Collected data entries
=======

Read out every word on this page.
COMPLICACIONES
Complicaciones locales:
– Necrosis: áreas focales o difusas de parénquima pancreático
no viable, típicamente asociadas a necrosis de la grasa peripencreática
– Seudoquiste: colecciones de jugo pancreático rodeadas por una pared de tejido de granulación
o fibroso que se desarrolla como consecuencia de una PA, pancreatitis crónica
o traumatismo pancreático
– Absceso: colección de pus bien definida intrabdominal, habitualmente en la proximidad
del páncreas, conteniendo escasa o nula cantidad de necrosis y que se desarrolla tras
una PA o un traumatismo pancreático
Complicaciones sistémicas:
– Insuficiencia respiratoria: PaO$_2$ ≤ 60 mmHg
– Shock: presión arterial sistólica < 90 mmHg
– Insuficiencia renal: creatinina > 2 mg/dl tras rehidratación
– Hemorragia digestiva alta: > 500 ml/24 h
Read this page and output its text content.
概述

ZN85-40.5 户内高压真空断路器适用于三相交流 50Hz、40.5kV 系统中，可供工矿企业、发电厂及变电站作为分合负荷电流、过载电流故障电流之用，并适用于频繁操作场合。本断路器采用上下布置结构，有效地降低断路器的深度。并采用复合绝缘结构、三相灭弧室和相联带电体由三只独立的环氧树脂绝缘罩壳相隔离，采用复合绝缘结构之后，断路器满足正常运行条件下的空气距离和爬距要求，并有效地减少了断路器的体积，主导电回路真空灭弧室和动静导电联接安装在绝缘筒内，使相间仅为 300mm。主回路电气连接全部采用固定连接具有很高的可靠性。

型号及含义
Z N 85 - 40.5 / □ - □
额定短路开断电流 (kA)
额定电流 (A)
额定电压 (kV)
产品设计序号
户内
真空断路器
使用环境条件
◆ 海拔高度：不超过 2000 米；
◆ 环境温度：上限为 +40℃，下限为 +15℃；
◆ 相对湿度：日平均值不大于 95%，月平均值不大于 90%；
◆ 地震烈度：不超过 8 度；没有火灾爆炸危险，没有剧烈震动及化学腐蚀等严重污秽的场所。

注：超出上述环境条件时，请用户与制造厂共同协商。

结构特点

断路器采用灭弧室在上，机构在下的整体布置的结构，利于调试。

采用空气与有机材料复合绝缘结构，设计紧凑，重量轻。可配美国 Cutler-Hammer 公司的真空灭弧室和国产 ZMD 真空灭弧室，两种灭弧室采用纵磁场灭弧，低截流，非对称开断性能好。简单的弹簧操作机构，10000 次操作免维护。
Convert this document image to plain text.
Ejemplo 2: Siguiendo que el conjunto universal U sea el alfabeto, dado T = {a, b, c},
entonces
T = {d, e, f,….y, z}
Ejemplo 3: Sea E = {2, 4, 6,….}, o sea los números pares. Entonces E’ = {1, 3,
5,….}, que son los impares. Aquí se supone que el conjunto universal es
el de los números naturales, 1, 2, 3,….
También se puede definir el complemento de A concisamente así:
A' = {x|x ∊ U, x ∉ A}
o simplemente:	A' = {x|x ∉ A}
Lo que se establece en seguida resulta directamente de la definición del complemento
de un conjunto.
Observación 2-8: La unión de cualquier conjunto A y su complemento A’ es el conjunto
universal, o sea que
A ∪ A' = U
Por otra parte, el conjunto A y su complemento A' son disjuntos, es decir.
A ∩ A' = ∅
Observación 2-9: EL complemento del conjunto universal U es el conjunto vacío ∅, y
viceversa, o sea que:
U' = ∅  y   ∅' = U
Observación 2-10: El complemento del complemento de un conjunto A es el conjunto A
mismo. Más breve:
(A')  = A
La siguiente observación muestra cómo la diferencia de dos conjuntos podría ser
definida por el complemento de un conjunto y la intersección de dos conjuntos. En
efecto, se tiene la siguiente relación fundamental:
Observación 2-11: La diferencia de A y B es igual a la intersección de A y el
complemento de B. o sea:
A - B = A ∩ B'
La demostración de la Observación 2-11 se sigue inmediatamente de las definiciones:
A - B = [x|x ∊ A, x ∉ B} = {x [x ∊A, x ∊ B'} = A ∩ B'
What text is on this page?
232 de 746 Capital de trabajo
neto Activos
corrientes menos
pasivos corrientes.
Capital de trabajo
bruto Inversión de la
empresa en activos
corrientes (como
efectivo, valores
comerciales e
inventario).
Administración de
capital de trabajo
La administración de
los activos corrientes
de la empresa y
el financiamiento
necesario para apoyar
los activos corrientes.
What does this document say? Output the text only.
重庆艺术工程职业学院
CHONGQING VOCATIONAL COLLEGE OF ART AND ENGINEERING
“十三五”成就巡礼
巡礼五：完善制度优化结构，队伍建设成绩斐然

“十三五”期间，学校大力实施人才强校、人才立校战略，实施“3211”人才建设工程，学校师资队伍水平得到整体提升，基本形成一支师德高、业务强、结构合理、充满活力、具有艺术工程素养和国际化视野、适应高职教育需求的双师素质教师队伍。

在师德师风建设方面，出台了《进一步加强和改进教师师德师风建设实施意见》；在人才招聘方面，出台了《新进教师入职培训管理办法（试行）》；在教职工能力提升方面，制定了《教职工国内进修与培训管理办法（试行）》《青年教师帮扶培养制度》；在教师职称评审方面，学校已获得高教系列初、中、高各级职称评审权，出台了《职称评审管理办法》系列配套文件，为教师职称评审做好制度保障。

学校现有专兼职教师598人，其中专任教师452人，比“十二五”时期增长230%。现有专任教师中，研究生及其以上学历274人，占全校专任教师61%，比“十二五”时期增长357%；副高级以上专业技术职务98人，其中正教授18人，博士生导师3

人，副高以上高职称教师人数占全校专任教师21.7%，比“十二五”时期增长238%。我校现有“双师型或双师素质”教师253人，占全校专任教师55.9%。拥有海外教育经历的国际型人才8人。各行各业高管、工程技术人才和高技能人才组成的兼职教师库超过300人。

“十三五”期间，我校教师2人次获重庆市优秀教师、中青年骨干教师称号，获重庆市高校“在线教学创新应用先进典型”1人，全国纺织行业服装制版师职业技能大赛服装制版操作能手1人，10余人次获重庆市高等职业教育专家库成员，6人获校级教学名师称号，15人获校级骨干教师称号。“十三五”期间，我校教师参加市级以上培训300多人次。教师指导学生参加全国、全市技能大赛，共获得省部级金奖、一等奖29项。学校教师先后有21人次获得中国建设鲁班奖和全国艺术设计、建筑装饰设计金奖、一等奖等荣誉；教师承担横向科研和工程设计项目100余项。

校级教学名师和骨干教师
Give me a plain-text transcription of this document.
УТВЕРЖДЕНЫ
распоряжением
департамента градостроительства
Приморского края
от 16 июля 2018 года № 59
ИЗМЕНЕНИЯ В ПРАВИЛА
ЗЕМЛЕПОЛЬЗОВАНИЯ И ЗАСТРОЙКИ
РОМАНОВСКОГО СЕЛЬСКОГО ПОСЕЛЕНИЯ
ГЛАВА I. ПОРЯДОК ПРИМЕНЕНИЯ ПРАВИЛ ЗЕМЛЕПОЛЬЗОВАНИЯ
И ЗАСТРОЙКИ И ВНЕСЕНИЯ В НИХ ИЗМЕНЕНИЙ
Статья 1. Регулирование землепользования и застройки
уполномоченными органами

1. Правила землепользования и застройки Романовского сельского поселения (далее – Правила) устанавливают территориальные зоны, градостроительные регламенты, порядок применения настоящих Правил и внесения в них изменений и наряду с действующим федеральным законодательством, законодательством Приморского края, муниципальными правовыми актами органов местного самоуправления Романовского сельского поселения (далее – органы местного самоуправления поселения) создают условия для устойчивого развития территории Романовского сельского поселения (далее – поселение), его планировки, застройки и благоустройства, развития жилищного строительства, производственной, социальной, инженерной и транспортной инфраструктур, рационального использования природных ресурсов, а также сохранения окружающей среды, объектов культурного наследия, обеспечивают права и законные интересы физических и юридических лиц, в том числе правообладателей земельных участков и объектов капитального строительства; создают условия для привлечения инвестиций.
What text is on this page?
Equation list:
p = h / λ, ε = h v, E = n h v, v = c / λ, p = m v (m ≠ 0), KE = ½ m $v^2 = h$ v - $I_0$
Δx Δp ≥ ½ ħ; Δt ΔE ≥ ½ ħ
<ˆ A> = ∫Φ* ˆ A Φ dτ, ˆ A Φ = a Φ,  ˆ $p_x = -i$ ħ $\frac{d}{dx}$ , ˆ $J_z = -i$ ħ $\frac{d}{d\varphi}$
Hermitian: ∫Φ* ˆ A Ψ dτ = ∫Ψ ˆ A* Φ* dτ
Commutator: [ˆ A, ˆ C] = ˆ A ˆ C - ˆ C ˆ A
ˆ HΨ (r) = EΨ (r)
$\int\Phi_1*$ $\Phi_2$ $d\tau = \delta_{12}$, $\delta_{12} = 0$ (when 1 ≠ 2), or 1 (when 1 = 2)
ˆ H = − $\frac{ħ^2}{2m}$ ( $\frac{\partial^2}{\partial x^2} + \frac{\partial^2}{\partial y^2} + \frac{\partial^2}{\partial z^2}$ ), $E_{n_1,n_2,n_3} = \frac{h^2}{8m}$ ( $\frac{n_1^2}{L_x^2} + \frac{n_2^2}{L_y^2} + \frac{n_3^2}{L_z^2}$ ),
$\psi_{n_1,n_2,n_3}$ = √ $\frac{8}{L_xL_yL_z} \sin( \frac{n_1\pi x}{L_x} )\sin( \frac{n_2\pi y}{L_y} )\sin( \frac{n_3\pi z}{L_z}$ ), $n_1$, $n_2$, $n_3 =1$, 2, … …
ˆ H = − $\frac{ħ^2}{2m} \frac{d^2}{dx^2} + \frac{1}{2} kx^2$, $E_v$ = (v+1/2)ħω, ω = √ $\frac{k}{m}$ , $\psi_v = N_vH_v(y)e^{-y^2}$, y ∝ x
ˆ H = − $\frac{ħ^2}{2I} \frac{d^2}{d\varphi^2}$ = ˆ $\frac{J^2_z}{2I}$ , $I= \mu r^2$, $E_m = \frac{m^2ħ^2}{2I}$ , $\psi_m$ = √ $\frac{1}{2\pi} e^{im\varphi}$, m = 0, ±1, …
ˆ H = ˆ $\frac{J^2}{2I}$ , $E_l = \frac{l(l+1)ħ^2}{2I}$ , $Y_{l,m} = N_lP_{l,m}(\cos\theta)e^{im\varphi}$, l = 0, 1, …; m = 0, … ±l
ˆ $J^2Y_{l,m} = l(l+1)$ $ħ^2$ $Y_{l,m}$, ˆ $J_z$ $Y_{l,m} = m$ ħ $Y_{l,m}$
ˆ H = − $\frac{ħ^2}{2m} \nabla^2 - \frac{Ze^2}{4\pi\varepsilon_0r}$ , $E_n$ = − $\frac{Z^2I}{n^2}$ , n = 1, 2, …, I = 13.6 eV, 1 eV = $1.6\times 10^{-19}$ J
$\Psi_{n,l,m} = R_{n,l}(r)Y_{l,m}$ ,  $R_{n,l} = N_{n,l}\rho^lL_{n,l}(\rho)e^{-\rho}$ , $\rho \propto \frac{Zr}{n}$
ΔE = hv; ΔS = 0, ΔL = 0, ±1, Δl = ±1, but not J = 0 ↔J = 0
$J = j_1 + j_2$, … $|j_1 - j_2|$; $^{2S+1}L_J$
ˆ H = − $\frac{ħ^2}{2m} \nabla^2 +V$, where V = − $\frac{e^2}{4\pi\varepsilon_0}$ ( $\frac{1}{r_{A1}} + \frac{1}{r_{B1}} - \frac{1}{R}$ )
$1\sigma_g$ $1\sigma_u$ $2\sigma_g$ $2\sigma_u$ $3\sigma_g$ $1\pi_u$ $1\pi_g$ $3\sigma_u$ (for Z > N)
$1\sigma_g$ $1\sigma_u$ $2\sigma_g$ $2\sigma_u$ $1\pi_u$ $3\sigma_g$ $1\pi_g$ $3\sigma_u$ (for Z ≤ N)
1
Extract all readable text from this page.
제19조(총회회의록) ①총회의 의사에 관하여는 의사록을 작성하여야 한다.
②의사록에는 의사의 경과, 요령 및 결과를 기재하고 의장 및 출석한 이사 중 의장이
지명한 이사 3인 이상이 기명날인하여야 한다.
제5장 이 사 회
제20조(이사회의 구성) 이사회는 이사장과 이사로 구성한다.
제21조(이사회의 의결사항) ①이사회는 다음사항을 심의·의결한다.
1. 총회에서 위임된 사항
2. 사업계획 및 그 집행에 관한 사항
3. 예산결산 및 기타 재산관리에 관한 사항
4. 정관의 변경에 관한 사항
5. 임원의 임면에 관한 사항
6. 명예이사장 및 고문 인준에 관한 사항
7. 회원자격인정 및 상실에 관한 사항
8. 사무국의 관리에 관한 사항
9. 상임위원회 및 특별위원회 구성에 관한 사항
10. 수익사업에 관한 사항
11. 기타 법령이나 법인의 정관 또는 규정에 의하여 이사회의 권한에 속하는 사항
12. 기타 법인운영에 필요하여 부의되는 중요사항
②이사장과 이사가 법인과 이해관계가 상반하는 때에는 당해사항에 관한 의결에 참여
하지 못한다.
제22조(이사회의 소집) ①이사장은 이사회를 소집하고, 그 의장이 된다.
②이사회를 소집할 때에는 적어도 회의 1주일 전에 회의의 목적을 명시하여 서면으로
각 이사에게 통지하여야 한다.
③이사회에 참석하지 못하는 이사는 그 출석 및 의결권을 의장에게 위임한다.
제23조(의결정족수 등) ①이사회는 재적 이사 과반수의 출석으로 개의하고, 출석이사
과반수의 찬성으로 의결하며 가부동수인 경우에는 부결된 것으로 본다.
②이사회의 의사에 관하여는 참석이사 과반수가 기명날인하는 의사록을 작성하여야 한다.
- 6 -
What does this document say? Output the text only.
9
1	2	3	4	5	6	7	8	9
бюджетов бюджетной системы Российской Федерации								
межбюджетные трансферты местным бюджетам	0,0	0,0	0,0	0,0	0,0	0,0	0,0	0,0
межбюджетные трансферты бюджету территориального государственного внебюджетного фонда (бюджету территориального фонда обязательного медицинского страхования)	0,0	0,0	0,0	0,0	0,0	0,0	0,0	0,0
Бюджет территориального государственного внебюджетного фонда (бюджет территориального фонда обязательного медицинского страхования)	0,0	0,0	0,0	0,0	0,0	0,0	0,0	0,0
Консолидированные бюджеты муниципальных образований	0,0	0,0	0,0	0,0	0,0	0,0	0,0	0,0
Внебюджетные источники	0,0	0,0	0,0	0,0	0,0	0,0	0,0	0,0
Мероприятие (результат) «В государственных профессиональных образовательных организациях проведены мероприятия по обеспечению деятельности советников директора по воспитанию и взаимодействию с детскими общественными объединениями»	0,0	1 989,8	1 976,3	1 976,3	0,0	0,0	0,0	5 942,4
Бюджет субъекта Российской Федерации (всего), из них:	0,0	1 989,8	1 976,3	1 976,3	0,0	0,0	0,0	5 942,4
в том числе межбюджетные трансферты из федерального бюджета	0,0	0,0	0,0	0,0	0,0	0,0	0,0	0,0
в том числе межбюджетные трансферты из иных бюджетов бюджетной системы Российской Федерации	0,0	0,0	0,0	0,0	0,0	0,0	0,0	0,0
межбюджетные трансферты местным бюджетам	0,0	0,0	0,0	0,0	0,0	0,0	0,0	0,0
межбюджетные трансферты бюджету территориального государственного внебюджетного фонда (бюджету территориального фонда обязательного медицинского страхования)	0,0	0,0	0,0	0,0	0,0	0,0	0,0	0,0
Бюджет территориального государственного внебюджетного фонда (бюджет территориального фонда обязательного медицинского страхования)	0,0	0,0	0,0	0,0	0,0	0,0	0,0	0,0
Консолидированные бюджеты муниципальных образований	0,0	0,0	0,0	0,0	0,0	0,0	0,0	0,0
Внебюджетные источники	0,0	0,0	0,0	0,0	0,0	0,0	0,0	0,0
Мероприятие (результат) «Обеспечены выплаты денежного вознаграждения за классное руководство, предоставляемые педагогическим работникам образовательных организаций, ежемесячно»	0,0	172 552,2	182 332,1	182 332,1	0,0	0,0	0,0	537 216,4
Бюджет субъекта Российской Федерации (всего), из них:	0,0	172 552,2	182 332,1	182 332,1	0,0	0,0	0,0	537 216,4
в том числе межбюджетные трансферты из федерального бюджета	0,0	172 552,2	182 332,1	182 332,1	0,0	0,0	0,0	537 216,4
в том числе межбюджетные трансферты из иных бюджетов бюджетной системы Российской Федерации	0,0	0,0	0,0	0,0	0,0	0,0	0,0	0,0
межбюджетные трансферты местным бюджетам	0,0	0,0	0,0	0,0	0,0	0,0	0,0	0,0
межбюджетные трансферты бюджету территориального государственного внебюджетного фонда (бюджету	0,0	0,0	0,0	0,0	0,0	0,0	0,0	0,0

=======

→ EXERCISE: All lines holding the word "definida" should be picked out and copied.

→ OUTPUT BELOW:
– Absceso: colección de pus bien definida intrabdominal, habitualmente en la proximidad
definida por el complemento de un conjunto y la intersección de dos conjuntos. En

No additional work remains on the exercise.